All entries must be repeated exactly; do not include the pictures.

---- Records

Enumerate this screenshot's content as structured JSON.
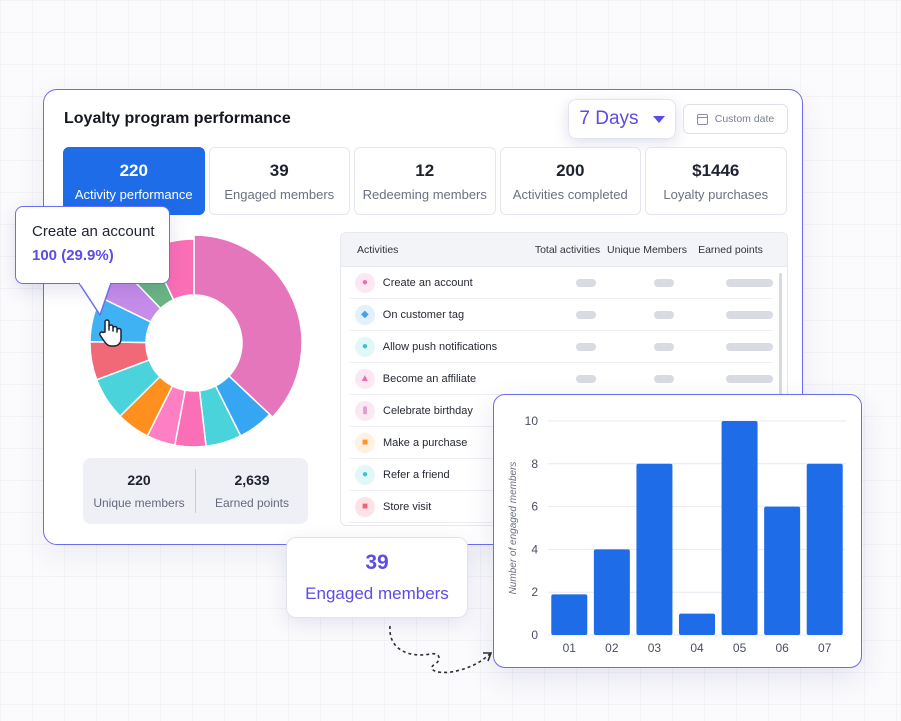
{
  "header": {
    "title": "Loyalty program performance",
    "days_select": "7 Days",
    "custom_date": "Custom date"
  },
  "stats": [
    {
      "value": "220",
      "label": "Activity performance",
      "active": true
    },
    {
      "value": "39",
      "label": "Engaged members",
      "active": false
    },
    {
      "value": "12",
      "label": "Redeeming members",
      "active": false
    },
    {
      "value": "200",
      "label": "Activities completed",
      "active": false
    },
    {
      "value": "$1446",
      "label": "Loyalty purchases",
      "active": false
    }
  ],
  "tooltip": {
    "title": "Create an account",
    "value": "100 (29.9%)"
  },
  "donut": {
    "segments": [
      {
        "value": 100,
        "color": "#e676bc"
      },
      {
        "value": 15,
        "color": "#36a6f3"
      },
      {
        "value": 15,
        "color": "#4bd3dc"
      },
      {
        "value": 13,
        "color": "#fb6fb6"
      },
      {
        "value": 12,
        "color": "#ff7fc4"
      },
      {
        "value": 14,
        "color": "#ff8f1f"
      },
      {
        "value": 18,
        "color": "#4bd3dc"
      },
      {
        "value": 16,
        "color": "#f16876"
      },
      {
        "value": 19,
        "color": "#3fb2f4"
      },
      {
        "value": 15,
        "color": "#c68ce9"
      },
      {
        "value": 14,
        "color": "#6bb585"
      },
      {
        "value": 19,
        "color": "#fb6fb6"
      }
    ]
  },
  "summary": {
    "unique_members_value": "220",
    "unique_members_label": "Unique members",
    "earned_points_value": "2,639",
    "earned_points_label": "Earned points"
  },
  "table": {
    "headers": {
      "activities": "Activities",
      "total": "Total activities",
      "unique": "Unique Members",
      "points": "Earned points"
    },
    "rows": [
      {
        "name": "Create an account",
        "icon": "person-icon",
        "glyph": "●",
        "bg": "#fde7f2",
        "fg": "#f069b0"
      },
      {
        "name": "On customer tag",
        "icon": "tag-icon",
        "glyph": "◆",
        "bg": "#e3f1fd",
        "fg": "#3fa2f0"
      },
      {
        "name": "Allow push notifications",
        "icon": "people-icon",
        "glyph": "●",
        "bg": "#e2f7f8",
        "fg": "#35c3cf"
      },
      {
        "name": "Become an affiliate",
        "icon": "network-icon",
        "glyph": "▲",
        "bg": "#fde7f2",
        "fg": "#f069b0"
      },
      {
        "name": "Celebrate birthday",
        "icon": "cake-icon",
        "glyph": "▮",
        "bg": "#fbe8f3",
        "fg": "#e49ad0"
      },
      {
        "name": "Make a purchase",
        "icon": "cart-icon",
        "glyph": "■",
        "bg": "#fff0e0",
        "fg": "#ff9323"
      },
      {
        "name": "Refer a friend",
        "icon": "user-add-icon",
        "glyph": "●",
        "bg": "#e2f7f8",
        "fg": "#35c3cf"
      },
      {
        "name": "Store visit",
        "icon": "store-icon",
        "glyph": "■",
        "bg": "#fde3e6",
        "fg": "#f06676"
      }
    ]
  },
  "engaged_badge": {
    "value": "39",
    "label": "Engaged members"
  },
  "chart_data": {
    "type": "bar",
    "categories": [
      "01",
      "02",
      "03",
      "04",
      "05",
      "06",
      "07"
    ],
    "values": [
      1.9,
      4,
      8,
      1,
      10,
      6,
      8
    ],
    "ylabel": "Number of engaged members",
    "ylim": [
      0,
      10
    ],
    "yticks": [
      0,
      2,
      4,
      6,
      8,
      10
    ],
    "grid": true,
    "color": "#1e6ce8"
  }
}
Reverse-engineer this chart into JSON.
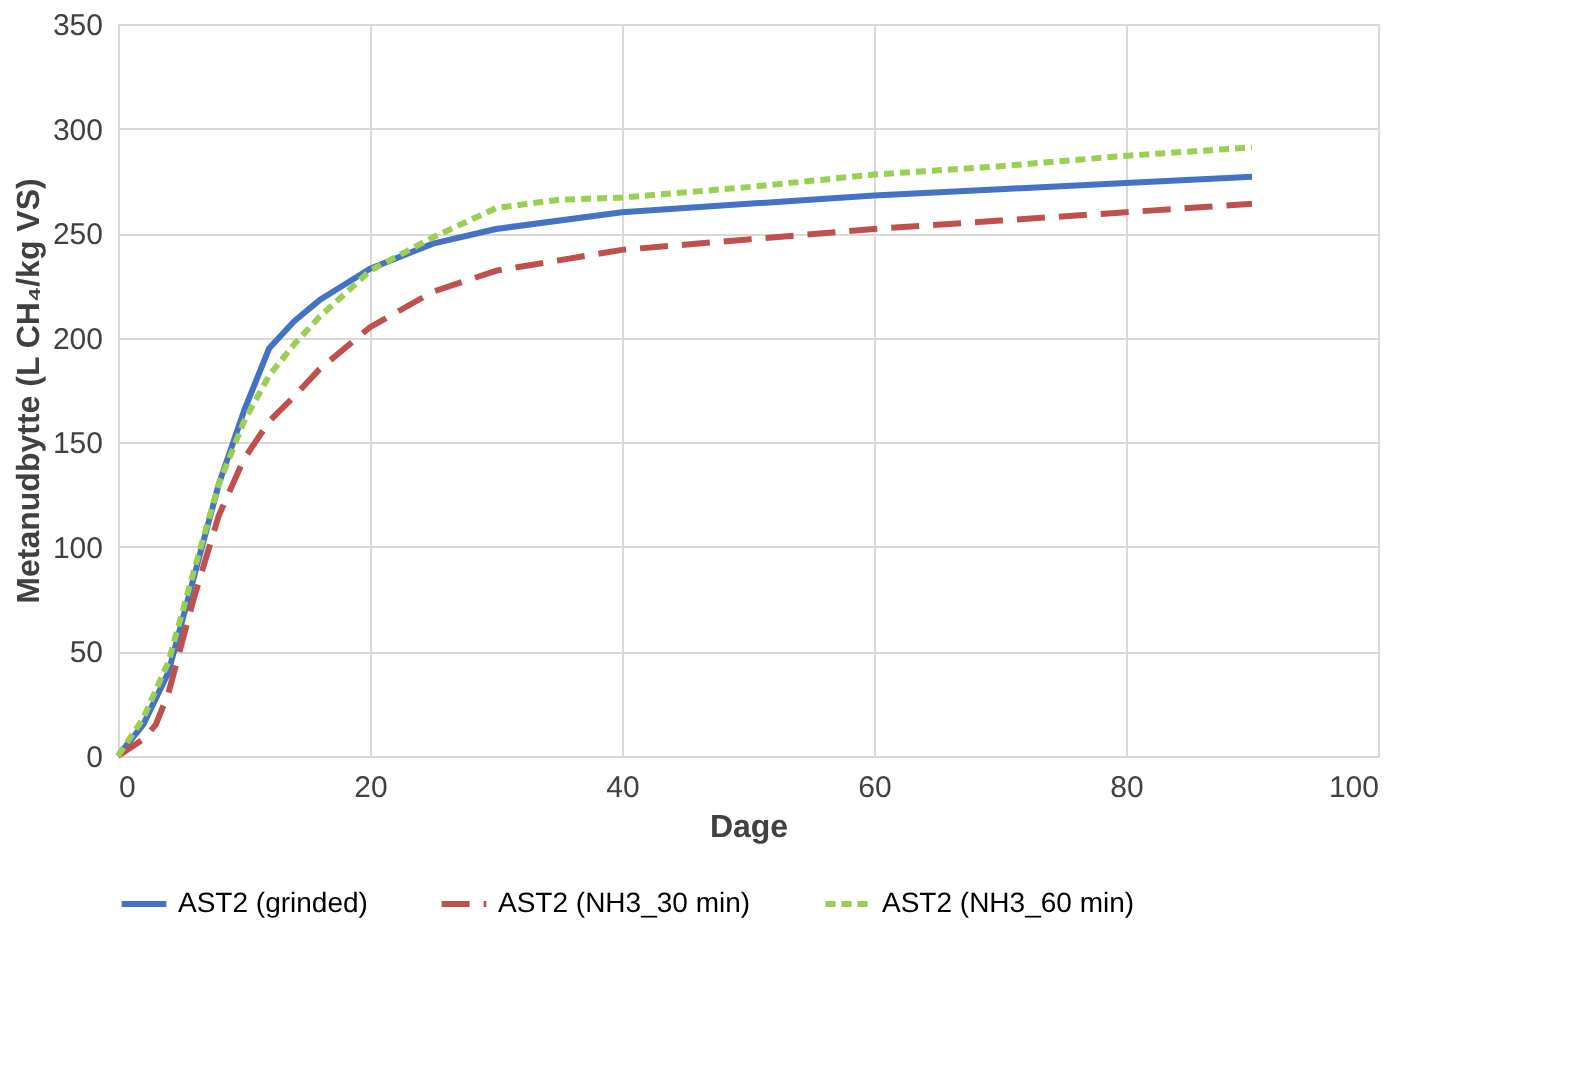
{
  "chart_data": {
    "type": "line",
    "xlabel": "Dage",
    "ylabel": "Metanudbytte (L CH₄/kg VS)",
    "xlim": [
      0,
      100
    ],
    "xticks": [
      0,
      20,
      40,
      60,
      80,
      100
    ],
    "ylim": [
      0,
      350
    ],
    "yticks": [
      0,
      50,
      100,
      150,
      200,
      250,
      300,
      350
    ],
    "grid": true,
    "legend": "bottom",
    "marker": "none",
    "series": [
      {
        "name": "AST2 (grinded)",
        "color": "#4472c4",
        "line_style": "solid",
        "x": [
          0,
          2,
          4,
          6,
          8,
          10,
          12,
          14,
          16,
          20,
          25,
          30,
          40,
          50,
          60,
          70,
          80,
          90
        ],
        "values": [
          0,
          15,
          40,
          85,
          130,
          165,
          195,
          208,
          218,
          233,
          245,
          252,
          260,
          264,
          268,
          271,
          274,
          277
        ]
      },
      {
        "name": "AST2 (NH3_30 min)",
        "color": "#c0504d",
        "line_style": "dashed",
        "x": [
          0,
          2,
          3,
          4,
          6,
          8,
          10,
          12,
          14,
          16,
          20,
          25,
          30,
          40,
          50,
          60,
          70,
          80,
          90
        ],
        "values": [
          0,
          8,
          15,
          30,
          75,
          115,
          142,
          160,
          172,
          185,
          205,
          222,
          232,
          242,
          247,
          252,
          256,
          260,
          264
        ]
      },
      {
        "name": "AST2 (NH3_60 min)",
        "color": "#9bcf53",
        "line_style": "dotted",
        "x": [
          0,
          2,
          4,
          6,
          8,
          10,
          12,
          14,
          16,
          20,
          25,
          30,
          35,
          40,
          50,
          60,
          70,
          80,
          90
        ],
        "values": [
          0,
          18,
          45,
          88,
          130,
          160,
          182,
          197,
          210,
          232,
          248,
          262,
          266,
          267,
          272,
          278,
          282,
          287,
          291
        ]
      }
    ]
  }
}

--------

Problem solution:
Enumerate this screenshot's content as structured JSON.
{
  "header": {
    "title": "Loyalty program performance",
    "days_select": "7 Days",
    "custom_date": "Custom date"
  },
  "stats": [
    {
      "value": "220",
      "label": "Activity performance",
      "active": true
    },
    {
      "value": "39",
      "label": "Engaged members",
      "active": false
    },
    {
      "value": "12",
      "label": "Redeeming members",
      "active": false
    },
    {
      "value": "200",
      "label": "Activities completed",
      "active": false
    },
    {
      "value": "$1446",
      "label": "Loyalty purchases",
      "active": false
    }
  ],
  "tooltip": {
    "title": "Create an account",
    "value": "100 (29.9%)"
  },
  "donut": {
    "segments": [
      {
        "value": 100,
        "color": "#e676bc"
      },
      {
        "value": 15,
        "color": "#36a6f3"
      },
      {
        "value": 15,
        "color": "#4bd3dc"
      },
      {
        "value": 13,
        "color": "#fb6fb6"
      },
      {
        "value": 12,
        "color": "#ff7fc4"
      },
      {
        "value": 14,
        "color": "#ff8f1f"
      },
      {
        "value": 18,
        "color": "#4bd3dc"
      },
      {
        "value": 16,
        "color": "#f16876"
      },
      {
        "value": 19,
        "color": "#3fb2f4"
      },
      {
        "value": 15,
        "color": "#c68ce9"
      },
      {
        "value": 14,
        "color": "#6bb585"
      },
      {
        "value": 19,
        "color": "#fb6fb6"
      }
    ]
  },
  "summary": {
    "unique_members_value": "220",
    "unique_members_label": "Unique members",
    "earned_points_value": "2,639",
    "earned_points_label": "Earned points"
  },
  "table": {
    "headers": {
      "activities": "Activities",
      "total": "Total activities",
      "unique": "Unique Members",
      "points": "Earned points"
    },
    "rows": [
      {
        "name": "Create an account",
        "icon": "person-icon",
        "glyph": "●",
        "bg": "#fde7f2",
        "fg": "#f069b0"
      },
      {
        "name": "On customer tag",
        "icon": "tag-icon",
        "glyph": "◆",
        "bg": "#e3f1fd",
        "fg": "#3fa2f0"
      },
      {
        "name": "Allow push notifications",
        "icon": "people-icon",
        "glyph": "●",
        "bg": "#e2f7f8",
        "fg": "#35c3cf"
      },
      {
        "name": "Become an affiliate",
        "icon": "network-icon",
        "glyph": "▲",
        "bg": "#fde7f2",
        "fg": "#f069b0"
      },
      {
        "name": "Celebrate birthday",
        "icon": "cake-icon",
        "glyph": "▮",
        "bg": "#fbe8f3",
        "fg": "#e49ad0"
      },
      {
        "name": "Make a purchase",
        "icon": "cart-icon",
        "glyph": "■",
        "bg": "#fff0e0",
        "fg": "#ff9323"
      },
      {
        "name": "Refer a friend",
        "icon": "user-add-icon",
        "glyph": "●",
        "bg": "#e2f7f8",
        "fg": "#35c3cf"
      },
      {
        "name": "Store visit",
        "icon": "store-icon",
        "glyph": "■",
        "bg": "#fde3e6",
        "fg": "#f06676"
      }
    ]
  },
  "engaged_badge": {
    "value": "39",
    "label": "Engaged members"
  },
  "chart_data": {
    "type": "bar",
    "categories": [
      "01",
      "02",
      "03",
      "04",
      "05",
      "06",
      "07"
    ],
    "values": [
      1.9,
      4,
      8,
      1,
      10,
      6,
      8
    ],
    "ylabel": "Number of engaged members",
    "ylim": [
      0,
      10
    ],
    "yticks": [
      0,
      2,
      4,
      6,
      8,
      10
    ],
    "grid": true,
    "color": "#1e6ce8"
  }
}
Reverse-engineer this chart into JSON.
{
  "chart_data": {
    "type": "line",
    "xlabel": "Dage",
    "ylabel": "Metanudbytte (L CH₄/kg VS)",
    "xlim": [
      0,
      100
    ],
    "xticks": [
      0,
      20,
      40,
      60,
      80,
      100
    ],
    "ylim": [
      0,
      350
    ],
    "yticks": [
      0,
      50,
      100,
      150,
      200,
      250,
      300,
      350
    ],
    "grid": true,
    "legend": "bottom",
    "marker": "none",
    "series": [
      {
        "name": "AST2 (grinded)",
        "color": "#4472c4",
        "line_style": "solid",
        "x": [
          0,
          2,
          4,
          6,
          8,
          10,
          12,
          14,
          16,
          20,
          25,
          30,
          40,
          50,
          60,
          70,
          80,
          90
        ],
        "values": [
          0,
          15,
          40,
          85,
          130,
          165,
          195,
          208,
          218,
          233,
          245,
          252,
          260,
          264,
          268,
          271,
          274,
          277
        ]
      },
      {
        "name": "AST2 (NH3_30 min)",
        "color": "#c0504d",
        "line_style": "dashed",
        "x": [
          0,
          2,
          3,
          4,
          6,
          8,
          10,
          12,
          14,
          16,
          20,
          25,
          30,
          40,
          50,
          60,
          70,
          80,
          90
        ],
        "values": [
          0,
          8,
          15,
          30,
          75,
          115,
          142,
          160,
          172,
          185,
          205,
          222,
          232,
          242,
          247,
          252,
          256,
          260,
          264
        ]
      },
      {
        "name": "AST2 (NH3_60 min)",
        "color": "#9bcf53",
        "line_style": "dotted",
        "x": [
          0,
          2,
          4,
          6,
          8,
          10,
          12,
          14,
          16,
          20,
          25,
          30,
          35,
          40,
          50,
          60,
          70,
          80,
          90
        ],
        "values": [
          0,
          18,
          45,
          88,
          130,
          160,
          182,
          197,
          210,
          232,
          248,
          262,
          266,
          267,
          272,
          278,
          282,
          287,
          291
        ]
      }
    ]
  }
}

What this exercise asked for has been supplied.